* Provided data:

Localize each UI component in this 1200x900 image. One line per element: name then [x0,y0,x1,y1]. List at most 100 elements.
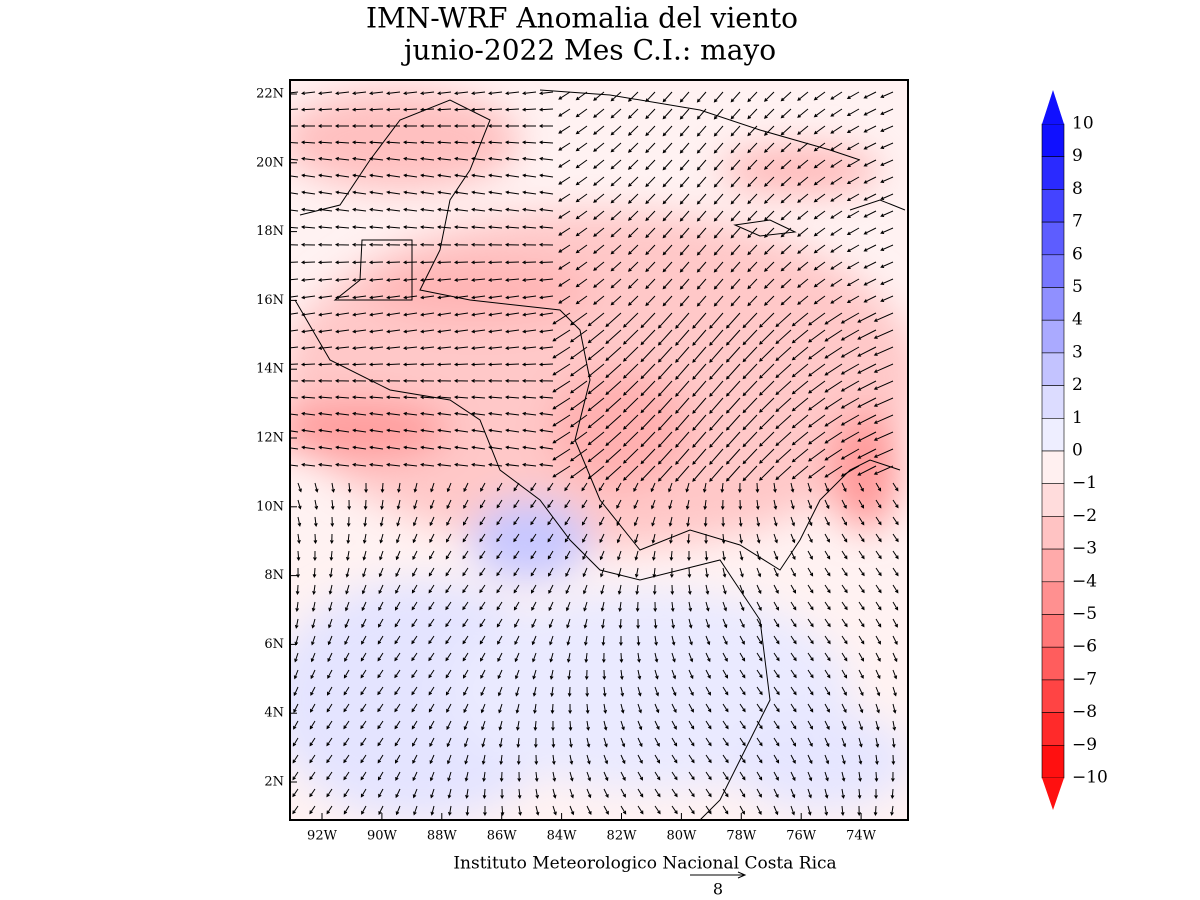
wind-arrow [309,720,316,730]
wind-arrow [652,567,657,578]
wind-arrow [755,482,760,494]
wind-arrow [504,140,520,145]
wind-arrow [713,278,724,290]
wind-arrow [470,242,486,247]
wind-arrow [290,209,299,212]
wind-arrow [863,295,877,303]
wind-arrow [326,788,333,798]
wind-arrow [335,346,350,350]
wind-arrow [696,176,707,188]
wind-arrow [742,414,758,431]
wind-arrow [640,380,656,397]
wind-arrow [581,499,588,509]
wind-arrow [841,652,848,662]
wind-arrow [722,584,727,595]
wind-arrow [419,242,435,247]
wind-arrow [685,499,690,510]
wind-arrow [487,378,503,383]
wind-arrow [295,584,300,596]
wind-arrow [569,329,588,343]
wind-arrow [679,261,690,273]
wind-arrow [368,107,384,112]
wind-arrow [739,703,746,713]
wind-arrow [657,312,673,329]
wind-arrow [634,567,639,578]
wind-arrow [479,499,486,509]
wind-arrow [428,618,435,628]
wind-arrow [705,788,712,798]
wind-arrow [742,346,758,363]
wind-arrow [759,329,775,345]
anomaly-field [290,80,908,820]
wind-arrow [403,173,418,178]
wind-arrow [377,703,384,713]
wind-arrow [840,397,860,409]
wind-arrow [616,516,622,527]
wind-arrow [470,260,486,265]
colorbar-bin [1041,352,1065,386]
wind-arrow [290,380,299,382]
wind-arrow [585,703,590,714]
wind-arrow [637,686,642,697]
wind-arrow [593,244,605,254]
wind-arrow [720,482,725,493]
wind-arrow [875,601,882,611]
wind-arrow [873,329,894,339]
wind-arrow [637,703,642,714]
wind-arrow [539,462,554,467]
wind-arrow [807,618,814,628]
colorbar-bin [1041,679,1065,713]
wind-arrow [487,124,503,128]
wind-arrow [636,635,641,647]
wind-arrow [841,482,847,493]
wind-arrow [808,414,826,428]
wind-arrow [705,652,711,663]
wind-arrow [840,312,860,324]
wind-arrow [857,363,877,374]
wind-arrow [688,771,695,781]
wind-arrow [505,312,520,317]
wind-arrow [566,652,571,663]
wind-arrow [742,465,758,482]
wind-arrow [601,652,606,664]
wind-arrow [807,788,812,799]
wind-arrow [722,669,729,679]
wind-arrow [662,125,673,137]
wind-arrow [780,278,792,289]
lat-label: 2N [264,775,284,790]
wind-arrow [692,465,707,482]
wind-arrow [549,635,554,646]
wind-arrow [504,124,520,128]
wind-arrow [764,261,775,272]
wind-arrow [696,142,707,154]
wind-arrow [671,771,678,781]
wind-arrow [300,378,316,383]
wind-arrow [583,618,588,629]
wind-arrow [368,362,384,367]
colorbar-bin [1041,254,1065,288]
wind-arrow [335,428,350,433]
wind-arrow [713,295,724,307]
colorbar-bin [1041,450,1065,485]
wind-arrow [637,652,641,663]
wind-arrow [292,754,299,764]
wind-arrow [709,465,724,482]
wind-arrow [290,244,299,246]
wind-arrow [637,754,643,764]
wind-arrow [739,754,746,764]
wind-arrow [619,669,624,680]
wind-arrow [453,378,469,383]
wind-arrow [730,91,741,103]
wind-arrow [725,380,741,397]
wind-arrow [552,788,557,799]
wind-arrow [396,516,401,527]
wind-arrow [858,703,864,714]
wind-arrow [471,156,486,161]
wind-arrow [575,142,588,152]
wind-arrow [548,584,554,594]
wind-arrow [679,142,690,154]
wind-arrow [539,173,554,178]
wind-arrow [610,227,622,238]
wind-arrow [688,703,694,713]
lat-label: 8N [264,568,284,583]
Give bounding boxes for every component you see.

* Directive:
Repeat all of the material above word for word, leaving out any pictures.

* Response to this task:
Localize each UI component in this 1200x900 image. One line per element: name then [x0,y0,x1,y1]. List at most 100 elements.
wind-arrow [309,720,316,730]
wind-arrow [652,567,657,578]
wind-arrow [755,482,760,494]
wind-arrow [504,140,520,145]
wind-arrow [713,278,724,290]
wind-arrow [470,242,486,247]
wind-arrow [290,209,299,212]
wind-arrow [863,295,877,303]
wind-arrow [326,788,333,798]
wind-arrow [335,346,350,350]
wind-arrow [696,176,707,188]
wind-arrow [742,414,758,431]
wind-arrow [640,380,656,397]
wind-arrow [581,499,588,509]
wind-arrow [841,652,848,662]
wind-arrow [722,584,727,595]
wind-arrow [419,242,435,247]
wind-arrow [685,499,690,510]
wind-arrow [487,378,503,383]
wind-arrow [295,584,300,596]
wind-arrow [569,329,588,343]
wind-arrow [679,261,690,273]
wind-arrow [368,107,384,112]
wind-arrow [739,703,746,713]
wind-arrow [657,312,673,329]
wind-arrow [634,567,639,578]
wind-arrow [479,499,486,509]
wind-arrow [428,618,435,628]
wind-arrow [705,788,712,798]
wind-arrow [742,346,758,363]
wind-arrow [759,329,775,345]
anomaly-field [290,80,908,820]
wind-arrow [403,173,418,178]
wind-arrow [377,703,384,713]
wind-arrow [840,397,860,409]
wind-arrow [616,516,622,527]
wind-arrow [470,260,486,265]
colorbar-bin [1041,352,1065,386]
wind-arrow [290,380,299,382]
wind-arrow [585,703,590,714]
wind-arrow [637,686,642,697]
wind-arrow [593,244,605,254]
wind-arrow [720,482,725,493]
wind-arrow [875,601,882,611]
wind-arrow [873,329,894,339]
wind-arrow [637,703,642,714]
wind-arrow [539,462,554,467]
wind-arrow [807,618,814,628]
colorbar-bin [1041,679,1065,713]
wind-arrow [487,124,503,128]
wind-arrow [636,635,641,647]
wind-arrow [841,482,847,493]
wind-arrow [808,414,826,428]
wind-arrow [705,652,711,663]
wind-arrow [840,312,860,324]
wind-arrow [857,363,877,374]
wind-arrow [688,771,695,781]
wind-arrow [505,312,520,317]
wind-arrow [566,652,571,663]
wind-arrow [742,465,758,482]
wind-arrow [601,652,606,664]
wind-arrow [807,788,812,799]
wind-arrow [722,669,729,679]
wind-arrow [662,125,673,137]
wind-arrow [780,278,792,289]
lat-label: 2N [264,775,284,790]
wind-arrow [692,465,707,482]
wind-arrow [549,635,554,646]
wind-arrow [504,124,520,128]
wind-arrow [764,261,775,272]
wind-arrow [696,142,707,154]
wind-arrow [671,771,678,781]
wind-arrow [300,378,316,383]
wind-arrow [583,618,588,629]
wind-arrow [368,362,384,367]
colorbar-bin [1041,254,1065,288]
wind-arrow [335,428,350,433]
wind-arrow [713,295,724,307]
colorbar-bin [1041,450,1065,485]
wind-arrow [637,652,641,663]
wind-arrow [292,754,299,764]
wind-arrow [709,465,724,482]
wind-arrow [290,244,299,246]
wind-arrow [637,754,643,764]
wind-arrow [739,754,746,764]
wind-arrow [619,669,624,680]
wind-arrow [453,378,469,383]
wind-arrow [730,91,741,103]
wind-arrow [725,380,741,397]
wind-arrow [552,788,557,799]
wind-arrow [396,516,401,527]
wind-arrow [858,703,864,714]
wind-arrow [471,156,486,161]
wind-arrow [575,142,588,152]
wind-arrow [548,584,554,594]
wind-arrow [679,142,690,154]
wind-arrow [539,173,554,178]
wind-arrow [610,227,622,238]
wind-arrow [688,703,694,713]
lat-label: 8N [264,568,284,583]
Give bounding boxes for every component you see.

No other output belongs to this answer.